> Task to carry out
Reproduce every record below exactly as written, leaving out any pictures.

━━━━━━━━

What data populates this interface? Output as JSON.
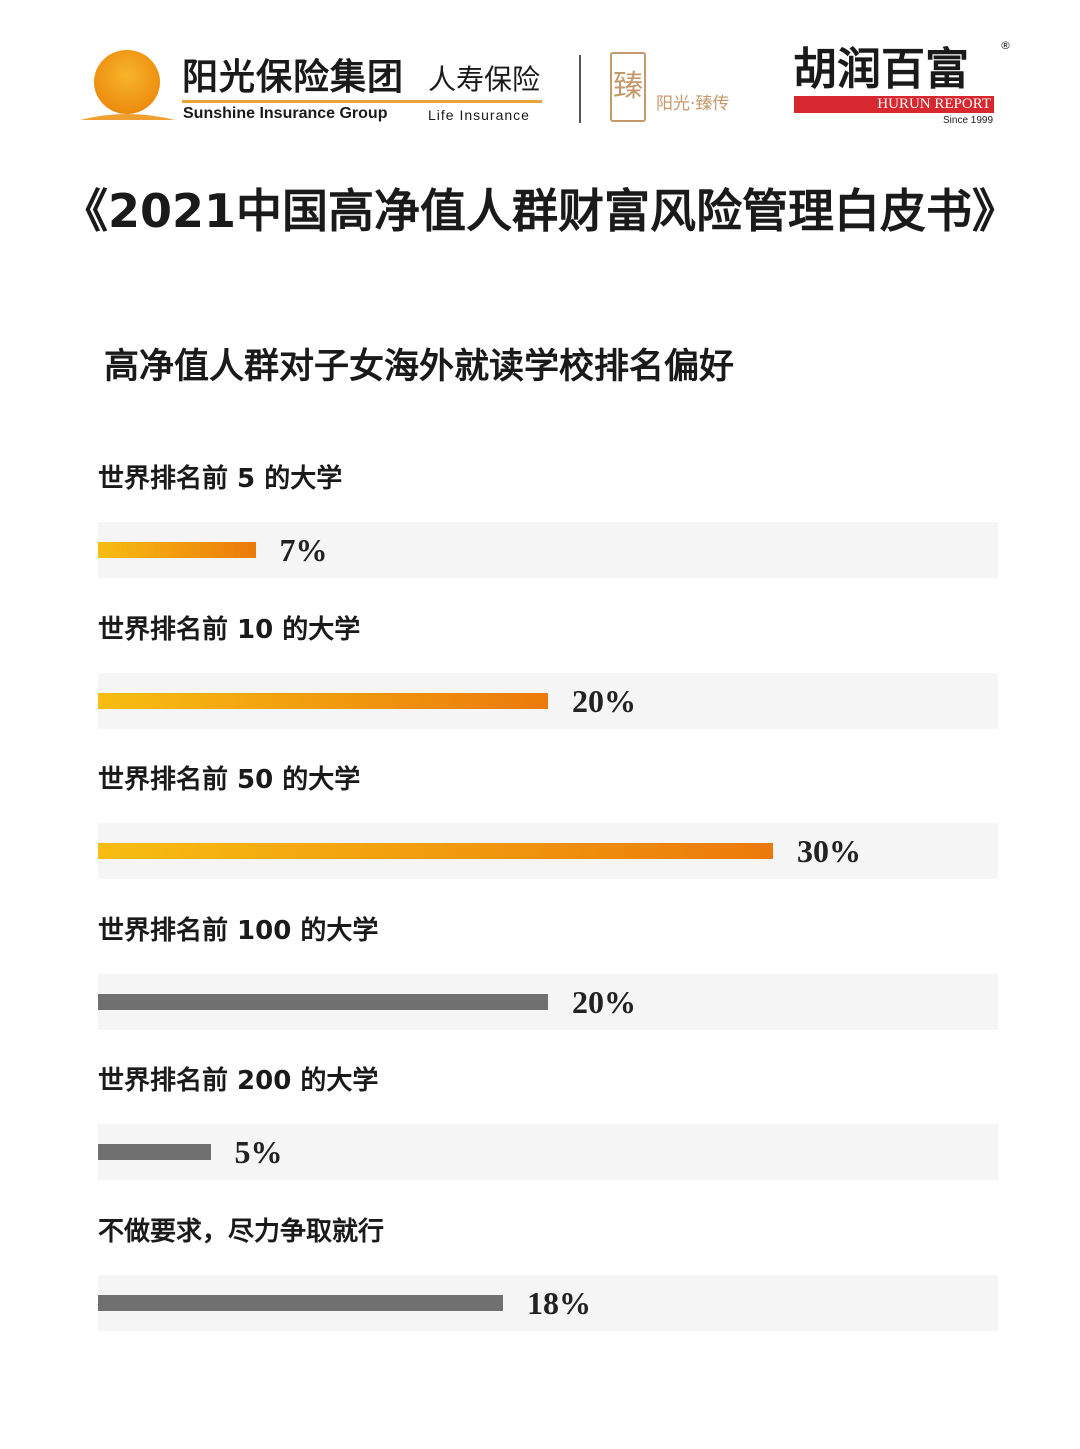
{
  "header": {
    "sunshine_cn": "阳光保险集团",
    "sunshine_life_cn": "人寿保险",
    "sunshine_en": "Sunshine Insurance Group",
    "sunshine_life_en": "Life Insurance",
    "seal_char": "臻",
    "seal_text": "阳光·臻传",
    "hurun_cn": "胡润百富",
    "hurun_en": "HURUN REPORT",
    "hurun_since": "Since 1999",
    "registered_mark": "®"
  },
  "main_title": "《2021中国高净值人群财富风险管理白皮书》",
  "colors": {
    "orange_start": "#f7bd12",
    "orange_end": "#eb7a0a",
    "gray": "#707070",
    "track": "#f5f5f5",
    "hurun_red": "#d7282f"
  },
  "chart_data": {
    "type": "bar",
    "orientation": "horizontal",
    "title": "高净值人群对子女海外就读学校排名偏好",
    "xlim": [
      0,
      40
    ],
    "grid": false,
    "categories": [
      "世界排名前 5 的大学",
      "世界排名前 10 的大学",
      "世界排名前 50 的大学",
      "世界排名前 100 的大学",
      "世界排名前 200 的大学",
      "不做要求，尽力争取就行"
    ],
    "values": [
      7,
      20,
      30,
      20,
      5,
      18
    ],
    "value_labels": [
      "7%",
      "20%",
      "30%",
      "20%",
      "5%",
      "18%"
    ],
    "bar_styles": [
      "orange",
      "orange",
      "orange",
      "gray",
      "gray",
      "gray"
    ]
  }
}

━━━━━━━━

> Result for this task
What data populates this interface? Output as JSON.
{
  "header": {
    "sunshine_cn": "阳光保险集团",
    "sunshine_life_cn": "人寿保险",
    "sunshine_en": "Sunshine Insurance Group",
    "sunshine_life_en": "Life Insurance",
    "seal_char": "臻",
    "seal_text": "阳光·臻传",
    "hurun_cn": "胡润百富",
    "hurun_en": "HURUN REPORT",
    "hurun_since": "Since 1999",
    "registered_mark": "®"
  },
  "main_title": "《2021中国高净值人群财富风险管理白皮书》",
  "colors": {
    "orange_start": "#f7bd12",
    "orange_end": "#eb7a0a",
    "gray": "#707070",
    "track": "#f5f5f5",
    "hurun_red": "#d7282f"
  },
  "chart_data": {
    "type": "bar",
    "orientation": "horizontal",
    "title": "高净值人群对子女海外就读学校排名偏好",
    "xlim": [
      0,
      40
    ],
    "grid": false,
    "categories": [
      "世界排名前 5 的大学",
      "世界排名前 10 的大学",
      "世界排名前 50 的大学",
      "世界排名前 100 的大学",
      "世界排名前 200 的大学",
      "不做要求，尽力争取就行"
    ],
    "values": [
      7,
      20,
      30,
      20,
      5,
      18
    ],
    "value_labels": [
      "7%",
      "20%",
      "30%",
      "20%",
      "5%",
      "18%"
    ],
    "bar_styles": [
      "orange",
      "orange",
      "orange",
      "gray",
      "gray",
      "gray"
    ]
  }
}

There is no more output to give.